» GIVEN INSTRUCTION:
Below are the records; collect from them each line containing the string "rock".

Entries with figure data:
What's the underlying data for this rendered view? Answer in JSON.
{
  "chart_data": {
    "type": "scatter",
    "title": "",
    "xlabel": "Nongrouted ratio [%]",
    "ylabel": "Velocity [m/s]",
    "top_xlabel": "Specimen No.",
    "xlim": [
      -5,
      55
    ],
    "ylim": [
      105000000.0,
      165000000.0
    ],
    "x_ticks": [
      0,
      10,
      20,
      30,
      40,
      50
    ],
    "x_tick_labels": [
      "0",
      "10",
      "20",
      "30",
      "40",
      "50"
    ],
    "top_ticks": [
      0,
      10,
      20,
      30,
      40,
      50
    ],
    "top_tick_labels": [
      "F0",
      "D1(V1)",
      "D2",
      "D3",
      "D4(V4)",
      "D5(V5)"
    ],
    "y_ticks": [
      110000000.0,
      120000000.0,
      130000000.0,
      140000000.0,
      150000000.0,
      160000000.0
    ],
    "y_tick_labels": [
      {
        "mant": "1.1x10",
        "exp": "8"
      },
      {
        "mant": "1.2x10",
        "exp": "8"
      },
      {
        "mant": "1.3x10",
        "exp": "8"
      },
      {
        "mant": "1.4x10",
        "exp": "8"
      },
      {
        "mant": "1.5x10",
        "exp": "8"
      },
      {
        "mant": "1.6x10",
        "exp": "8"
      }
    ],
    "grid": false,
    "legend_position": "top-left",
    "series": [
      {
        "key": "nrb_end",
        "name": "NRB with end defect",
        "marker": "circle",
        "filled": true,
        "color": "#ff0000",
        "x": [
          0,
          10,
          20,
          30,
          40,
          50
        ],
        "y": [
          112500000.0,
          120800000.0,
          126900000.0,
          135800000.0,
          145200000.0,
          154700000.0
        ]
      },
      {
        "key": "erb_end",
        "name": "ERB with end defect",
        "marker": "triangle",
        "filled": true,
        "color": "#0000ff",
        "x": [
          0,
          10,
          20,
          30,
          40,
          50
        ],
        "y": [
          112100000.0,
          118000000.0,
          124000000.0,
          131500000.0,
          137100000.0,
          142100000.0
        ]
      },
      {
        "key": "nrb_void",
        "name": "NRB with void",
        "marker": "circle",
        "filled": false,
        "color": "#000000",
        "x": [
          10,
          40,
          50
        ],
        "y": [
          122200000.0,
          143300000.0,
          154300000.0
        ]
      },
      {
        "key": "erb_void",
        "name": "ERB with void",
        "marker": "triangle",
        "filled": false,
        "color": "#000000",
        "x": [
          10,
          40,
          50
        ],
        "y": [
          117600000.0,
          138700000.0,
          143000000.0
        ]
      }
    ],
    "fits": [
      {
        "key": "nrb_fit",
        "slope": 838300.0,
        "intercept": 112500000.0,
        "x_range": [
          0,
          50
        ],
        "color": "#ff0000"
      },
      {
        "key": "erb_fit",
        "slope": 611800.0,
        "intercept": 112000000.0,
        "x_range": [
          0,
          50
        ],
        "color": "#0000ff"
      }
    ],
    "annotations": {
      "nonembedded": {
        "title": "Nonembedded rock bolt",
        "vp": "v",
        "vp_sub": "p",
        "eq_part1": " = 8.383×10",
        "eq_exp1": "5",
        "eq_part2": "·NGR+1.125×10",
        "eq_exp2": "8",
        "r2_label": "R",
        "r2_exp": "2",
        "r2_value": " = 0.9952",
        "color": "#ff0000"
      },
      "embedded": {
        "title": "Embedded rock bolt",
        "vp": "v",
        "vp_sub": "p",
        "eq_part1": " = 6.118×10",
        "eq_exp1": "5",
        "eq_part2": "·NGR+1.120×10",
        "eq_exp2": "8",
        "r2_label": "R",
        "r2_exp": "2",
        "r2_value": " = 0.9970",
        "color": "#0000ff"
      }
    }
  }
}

» TASK OUTPUT:
        "title": "Nonembedded rock bolt",
        "title": "Embedded rock bolt",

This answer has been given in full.